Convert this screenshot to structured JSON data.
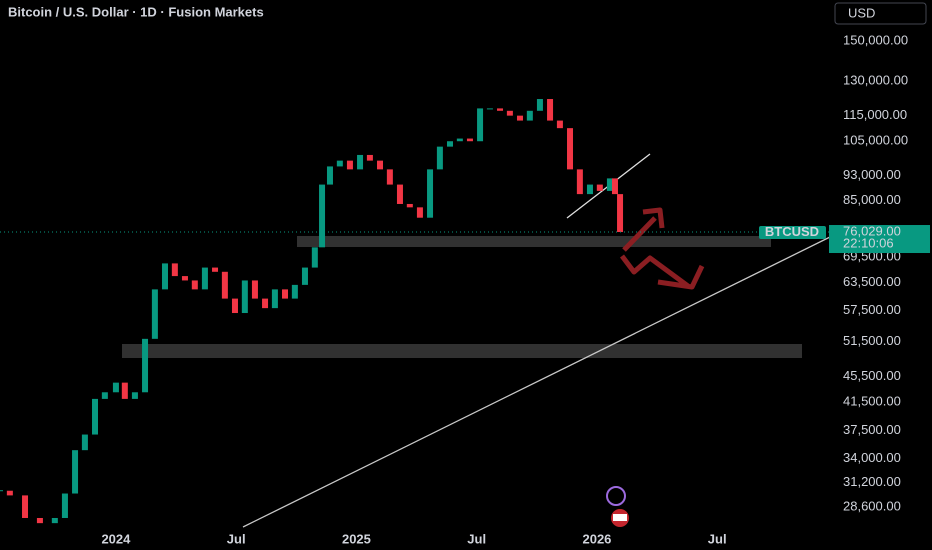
{
  "header": {
    "title": "Bitcoin / U.S. Dollar · 1D · Fusion Markets",
    "currency_button": "USD"
  },
  "chart_data": {
    "type": "candlestick",
    "scale": "log",
    "grid": false,
    "symbol": "BTCUSD",
    "last_price": {
      "value": 76029,
      "label": "76,029.00"
    },
    "countdown": "22:10:06",
    "x": [
      2023.518,
      2023.559,
      2023.622,
      2023.684,
      2023.746,
      2023.788,
      2023.83,
      2023.871,
      2023.913,
      2023.954,
      2024.0,
      2024.037,
      2024.079,
      2024.121,
      2024.162,
      2024.204,
      2024.245,
      2024.287,
      2024.328,
      2024.37,
      2024.412,
      2024.453,
      2024.495,
      2024.536,
      2024.578,
      2024.62,
      2024.661,
      2024.703,
      2024.744,
      2024.786,
      2024.827,
      2024.857,
      2024.89,
      2024.931,
      2024.973,
      2025.015,
      2025.056,
      2025.098,
      2025.139,
      2025.181,
      2025.222,
      2025.264,
      2025.306,
      2025.347,
      2025.389,
      2025.43,
      2025.472,
      2025.514,
      2025.555,
      2025.597,
      2025.638,
      2025.68,
      2025.721,
      2025.763,
      2025.805,
      2025.846,
      2025.888,
      2025.929,
      2025.971,
      2026.012,
      2026.054,
      2026.075,
      2026.096
    ],
    "series": [
      {
        "name": "BTCUSD",
        "up_color": "#089981",
        "down_color": "#f23645",
        "values": [
          30300,
          29800,
          27500,
          27000,
          27500,
          30000,
          35000,
          37000,
          42000,
          43000,
          44500,
          42000,
          43000,
          52000,
          62000,
          68000,
          65000,
          64000,
          62000,
          67000,
          66000,
          60000,
          57000,
          64000,
          60000,
          58000,
          62000,
          60000,
          63000,
          67000,
          72000,
          90000,
          96000,
          98000,
          95000,
          100000,
          98000,
          95000,
          90000,
          84000,
          83000,
          80000,
          95000,
          103000,
          105000,
          106000,
          105000,
          118000,
          118000,
          117000,
          115000,
          113000,
          117000,
          122000,
          113000,
          110000,
          95000,
          87000,
          90000,
          88000,
          92000,
          87000,
          76029
        ]
      }
    ],
    "xlim": [
      2023.518,
      2026.969
    ],
    "ylim": [
      26350,
      173500
    ],
    "xticks": [
      {
        "value": 2024,
        "label": "2024"
      },
      {
        "value": 2024.5,
        "label": "Jul"
      },
      {
        "value": 2025,
        "label": "2025"
      },
      {
        "value": 2025.5,
        "label": "Jul"
      },
      {
        "value": 2026,
        "label": "2026"
      },
      {
        "value": 2026.5,
        "label": "Jul"
      }
    ],
    "yticks": [
      {
        "value": 150000,
        "label": "150,000.00"
      },
      {
        "value": 130000,
        "label": "130,000.00"
      },
      {
        "value": 115000,
        "label": "115,000.00"
      },
      {
        "value": 105000,
        "label": "105,000.00"
      },
      {
        "value": 93000,
        "label": "93,000.00"
      },
      {
        "value": 85000,
        "label": "85,000.00"
      },
      {
        "value": 69500,
        "label": "69,500.00"
      },
      {
        "value": 63500,
        "label": "63,500.00"
      },
      {
        "value": 57500,
        "label": "57,500.00"
      },
      {
        "value": 51500,
        "label": "51,500.00"
      },
      {
        "value": 45500,
        "label": "45,500.00"
      },
      {
        "value": 41500,
        "label": "41,500.00"
      },
      {
        "value": 37500,
        "label": "37,500.00"
      },
      {
        "value": 34000,
        "label": "34,000.00"
      },
      {
        "value": 31200,
        "label": "31,200.00"
      },
      {
        "value": 28600,
        "label": "28,600.00"
      }
    ]
  }
}
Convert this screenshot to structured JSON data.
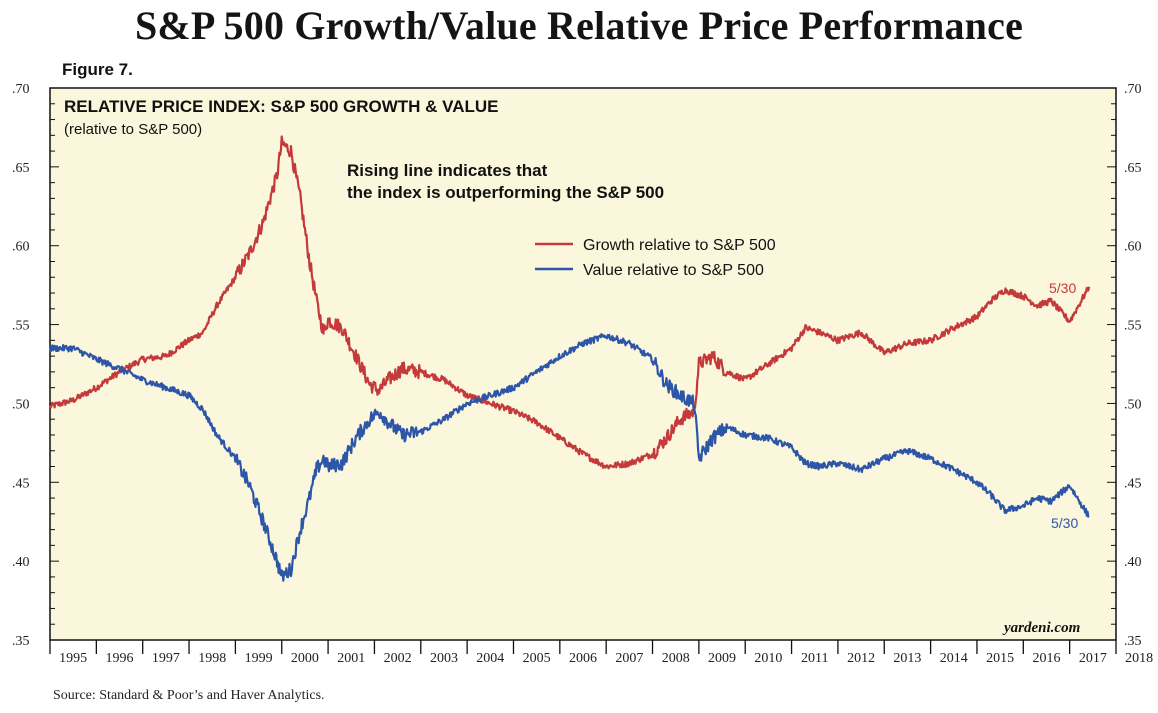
{
  "title": "S&P 500 Growth/Value Relative Price Performance",
  "figure_label": "Figure 7.",
  "source": "Source: Standard & Poor’s and Haver Analytics.",
  "watermark": "yardeni.com",
  "chart_data": {
    "type": "line",
    "panel_title": "RELATIVE PRICE INDEX: S&P 500 GROWTH & VALUE",
    "panel_subtitle": "(relative to S&P 500)",
    "annotation": [
      "Rising line indicates that",
      "the index is outperforming the S&P 500"
    ],
    "ylim": [
      0.35,
      0.7
    ],
    "xlim": [
      1995.0,
      2018.0
    ],
    "yticks": [
      ".70",
      ".65",
      ".60",
      ".55",
      ".50",
      ".45",
      ".40",
      ".35"
    ],
    "ytick_values": [
      0.7,
      0.65,
      0.6,
      0.55,
      0.5,
      0.45,
      0.4,
      0.35
    ],
    "xticks": [
      "1995",
      "1996",
      "1997",
      "1998",
      "1999",
      "2000",
      "2001",
      "2002",
      "2003",
      "2004",
      "2005",
      "2006",
      "2007",
      "2008",
      "2009",
      "2010",
      "2011",
      "2012",
      "2013",
      "2014",
      "2015",
      "2016",
      "2017",
      "2018"
    ],
    "grid": false,
    "legend_position": "upper-middle",
    "series": [
      {
        "name": "Growth relative to S&P 500",
        "color": "#c43a3a",
        "end_label": "5/30",
        "x": [
          1995.0,
          1995.5,
          1996.0,
          1996.5,
          1997.0,
          1997.5,
          1998.0,
          1998.3,
          1998.6,
          1999.0,
          1999.3,
          1999.6,
          1999.9,
          2000.0,
          2000.2,
          2000.4,
          2000.6,
          2000.75,
          2000.9,
          2001.0,
          2001.3,
          2001.6,
          2001.9,
          2002.1,
          2002.3,
          2002.6,
          2003.0,
          2003.5,
          2004.0,
          2004.5,
          2005.0,
          2005.5,
          2006.0,
          2006.5,
          2007.0,
          2007.5,
          2008.0,
          2008.3,
          2008.6,
          2008.9,
          2009.0,
          2009.3,
          2009.6,
          2010.0,
          2010.5,
          2011.0,
          2011.3,
          2011.6,
          2012.0,
          2012.5,
          2013.0,
          2013.5,
          2014.0,
          2014.5,
          2015.0,
          2015.3,
          2015.6,
          2016.0,
          2016.3,
          2016.6,
          2017.0,
          2017.42
        ],
        "y": [
          0.498,
          0.502,
          0.51,
          0.52,
          0.528,
          0.53,
          0.54,
          0.545,
          0.562,
          0.58,
          0.595,
          0.615,
          0.645,
          0.665,
          0.66,
          0.63,
          0.59,
          0.565,
          0.545,
          0.553,
          0.548,
          0.53,
          0.512,
          0.508,
          0.515,
          0.522,
          0.52,
          0.515,
          0.505,
          0.5,
          0.495,
          0.488,
          0.478,
          0.468,
          0.46,
          0.462,
          0.468,
          0.478,
          0.49,
          0.495,
          0.525,
          0.53,
          0.52,
          0.515,
          0.525,
          0.535,
          0.548,
          0.545,
          0.54,
          0.545,
          0.532,
          0.538,
          0.54,
          0.548,
          0.555,
          0.565,
          0.572,
          0.568,
          0.562,
          0.565,
          0.552,
          0.574
        ]
      },
      {
        "name": "Value relative to S&P 500",
        "color": "#2d55a8",
        "end_label": "5/30",
        "x": [
          1995.0,
          1995.5,
          1996.0,
          1996.5,
          1997.0,
          1997.5,
          1998.0,
          1998.3,
          1998.6,
          1999.0,
          1999.3,
          1999.6,
          1999.9,
          2000.0,
          2000.2,
          2000.4,
          2000.6,
          2000.75,
          2000.9,
          2001.0,
          2001.3,
          2001.6,
          2001.9,
          2002.1,
          2002.3,
          2002.6,
          2003.0,
          2003.5,
          2004.0,
          2004.5,
          2005.0,
          2005.5,
          2006.0,
          2006.5,
          2007.0,
          2007.5,
          2008.0,
          2008.3,
          2008.6,
          2008.9,
          2009.0,
          2009.3,
          2009.6,
          2010.0,
          2010.5,
          2011.0,
          2011.3,
          2011.6,
          2012.0,
          2012.5,
          2013.0,
          2013.5,
          2014.0,
          2014.5,
          2015.0,
          2015.3,
          2015.6,
          2016.0,
          2016.3,
          2016.6,
          2017.0,
          2017.42
        ],
        "y": [
          0.535,
          0.535,
          0.528,
          0.522,
          0.515,
          0.51,
          0.505,
          0.496,
          0.48,
          0.465,
          0.448,
          0.425,
          0.4,
          0.39,
          0.395,
          0.42,
          0.44,
          0.458,
          0.465,
          0.46,
          0.462,
          0.478,
          0.49,
          0.495,
          0.488,
          0.48,
          0.482,
          0.49,
          0.5,
          0.505,
          0.51,
          0.52,
          0.53,
          0.538,
          0.543,
          0.538,
          0.528,
          0.512,
          0.505,
          0.5,
          0.465,
          0.478,
          0.485,
          0.48,
          0.478,
          0.472,
          0.462,
          0.46,
          0.462,
          0.458,
          0.465,
          0.47,
          0.465,
          0.458,
          0.45,
          0.442,
          0.432,
          0.435,
          0.44,
          0.438,
          0.448,
          0.428
        ]
      }
    ]
  }
}
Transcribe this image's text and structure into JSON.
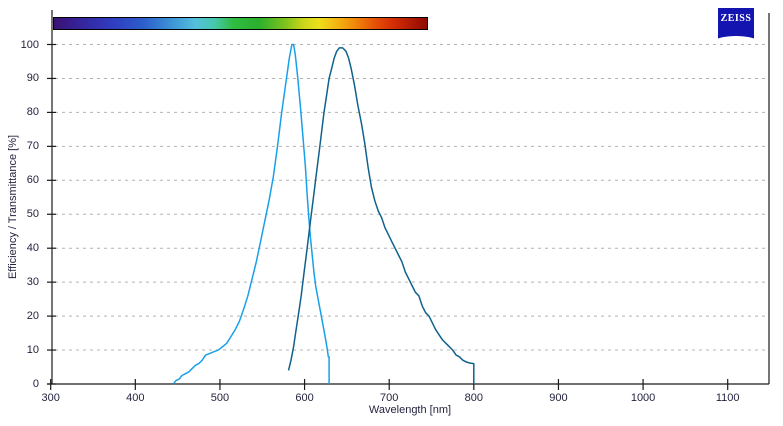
{
  "header": {
    "logo_text": "ZEISS",
    "logo_color": "#1414B0"
  },
  "colors": {
    "background": "#ffffff",
    "axis": "#1a1a1a",
    "grid": "#b4b4b4",
    "text": "#23233F"
  },
  "chart_data": {
    "type": "line",
    "title": "",
    "xlabel": "Wavelength [nm]",
    "ylabel": "Efficiency / Transmittance [%]",
    "xlim": [
      300,
      1150
    ],
    "ylim": [
      0,
      100
    ],
    "x_ticks": [
      300,
      400,
      500,
      600,
      700,
      800,
      900,
      1000,
      1100
    ],
    "y_ticks": [
      0,
      10,
      20,
      30,
      40,
      50,
      60,
      70,
      80,
      90,
      100
    ],
    "grid": "horizontal-dashed",
    "legend_position": "none",
    "series": [
      {
        "name": "light-blue-curve",
        "color": "#18A0E8",
        "points": [
          [
            445,
            0
          ],
          [
            448,
            1
          ],
          [
            452,
            1.5
          ],
          [
            455,
            2.5
          ],
          [
            459,
            3
          ],
          [
            463,
            3.5
          ],
          [
            467,
            4.5
          ],
          [
            471,
            5.5
          ],
          [
            475,
            6
          ],
          [
            479,
            7
          ],
          [
            483,
            8.5
          ],
          [
            488,
            9
          ],
          [
            493,
            9.5
          ],
          [
            498,
            10
          ],
          [
            503,
            11
          ],
          [
            508,
            12
          ],
          [
            513,
            14
          ],
          [
            518,
            16
          ],
          [
            523,
            18.5
          ],
          [
            528,
            22
          ],
          [
            533,
            26
          ],
          [
            538,
            31
          ],
          [
            543,
            36
          ],
          [
            548,
            42
          ],
          [
            553,
            48
          ],
          [
            558,
            54
          ],
          [
            563,
            61
          ],
          [
            568,
            70
          ],
          [
            573,
            80
          ],
          [
            578,
            89
          ],
          [
            582,
            96
          ],
          [
            585,
            100
          ],
          [
            587,
            100
          ],
          [
            589,
            97
          ],
          [
            592,
            90
          ],
          [
            595,
            82
          ],
          [
            598,
            73
          ],
          [
            601,
            64
          ],
          [
            603,
            56
          ],
          [
            605,
            49
          ],
          [
            607,
            43
          ],
          [
            609,
            38
          ],
          [
            611,
            33
          ],
          [
            613,
            29
          ],
          [
            616,
            25
          ],
          [
            619,
            21
          ],
          [
            622,
            17
          ],
          [
            625,
            13
          ],
          [
            627,
            10
          ],
          [
            628,
            8
          ],
          [
            629,
            8
          ],
          [
            629,
            0
          ]
        ]
      },
      {
        "name": "dark-blue-curve",
        "color": "#10628C",
        "points": [
          [
            581,
            4
          ],
          [
            584,
            7
          ],
          [
            587,
            11
          ],
          [
            590,
            16
          ],
          [
            593,
            21
          ],
          [
            596,
            26
          ],
          [
            599,
            32
          ],
          [
            602,
            38
          ],
          [
            605,
            44
          ],
          [
            608,
            50
          ],
          [
            611,
            56
          ],
          [
            614,
            62
          ],
          [
            617,
            68
          ],
          [
            620,
            74
          ],
          [
            623,
            80
          ],
          [
            626,
            85
          ],
          [
            629,
            90
          ],
          [
            632,
            93
          ],
          [
            635,
            96
          ],
          [
            638,
            98
          ],
          [
            641,
            99
          ],
          [
            645,
            99
          ],
          [
            649,
            98
          ],
          [
            652,
            96
          ],
          [
            655,
            93
          ],
          [
            659,
            88
          ],
          [
            663,
            82
          ],
          [
            667,
            77
          ],
          [
            671,
            71
          ],
          [
            675,
            64
          ],
          [
            679,
            58
          ],
          [
            683,
            54
          ],
          [
            687,
            51
          ],
          [
            691,
            49
          ],
          [
            695,
            46
          ],
          [
            699,
            44
          ],
          [
            703,
            42
          ],
          [
            707,
            40
          ],
          [
            711,
            38
          ],
          [
            715,
            36
          ],
          [
            719,
            33
          ],
          [
            723,
            31
          ],
          [
            727,
            29
          ],
          [
            731,
            27
          ],
          [
            735,
            26
          ],
          [
            739,
            23
          ],
          [
            743,
            21
          ],
          [
            747,
            20
          ],
          [
            751,
            18
          ],
          [
            755,
            16
          ],
          [
            759,
            14.5
          ],
          [
            763,
            13
          ],
          [
            767,
            12
          ],
          [
            771,
            11
          ],
          [
            775,
            10
          ],
          [
            779,
            8.5
          ],
          [
            783,
            8
          ],
          [
            787,
            7
          ],
          [
            791,
            6.5
          ],
          [
            795,
            6.2
          ],
          [
            800,
            6
          ],
          [
            800,
            0
          ]
        ]
      }
    ],
    "spectrum_bar": {
      "x_range_nm": [
        300,
        745
      ],
      "stops": [
        {
          "pos": 0,
          "color": "#3a1173"
        },
        {
          "pos": 8,
          "color": "#3527a0"
        },
        {
          "pos": 16,
          "color": "#2f3ec2"
        },
        {
          "pos": 24,
          "color": "#2c5ecb"
        },
        {
          "pos": 32,
          "color": "#3e97d6"
        },
        {
          "pos": 38,
          "color": "#55c0dc"
        },
        {
          "pos": 43,
          "color": "#46c8ab"
        },
        {
          "pos": 48,
          "color": "#2fbb43"
        },
        {
          "pos": 55,
          "color": "#2cb02c"
        },
        {
          "pos": 62,
          "color": "#7fc21e"
        },
        {
          "pos": 67,
          "color": "#cdd71a"
        },
        {
          "pos": 71,
          "color": "#ecdf1c"
        },
        {
          "pos": 76,
          "color": "#f3b312"
        },
        {
          "pos": 81,
          "color": "#f08409"
        },
        {
          "pos": 86,
          "color": "#e55107"
        },
        {
          "pos": 91,
          "color": "#d42c05"
        },
        {
          "pos": 100,
          "color": "#8f0a00"
        }
      ]
    }
  }
}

--- TASK DETAILS ---
In the listing, find every line containing the word "blue" and list it.

--- FINISHED TASK ---
        "name": "light-blue-curve",
        "name": "dark-blue-curve",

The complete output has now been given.